— begin MATERIAL PROVIDED —
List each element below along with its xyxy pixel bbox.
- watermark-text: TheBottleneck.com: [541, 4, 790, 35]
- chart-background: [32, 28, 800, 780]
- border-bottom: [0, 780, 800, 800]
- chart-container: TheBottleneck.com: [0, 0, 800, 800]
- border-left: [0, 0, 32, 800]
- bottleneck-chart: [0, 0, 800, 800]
— end MATERIAL PROVIDED —
■ **TASK TO COMPLETE**
Copy out all of the material above, requests included, and shift every bounding-box pixel coordinate in the answers up by 87.

■ **THE ANSWER**
List each element below along with its xyxy pixel bbox.
- watermark-text: TheBottleneck.com: [628, 91, 877, 122]
- chart-background: [119, 115, 887, 867]
- border-bottom: [87, 867, 887, 887]
- chart-container: TheBottleneck.com: [87, 87, 887, 887]
- border-left: [87, 87, 119, 887]
- bottleneck-chart: [87, 87, 887, 887]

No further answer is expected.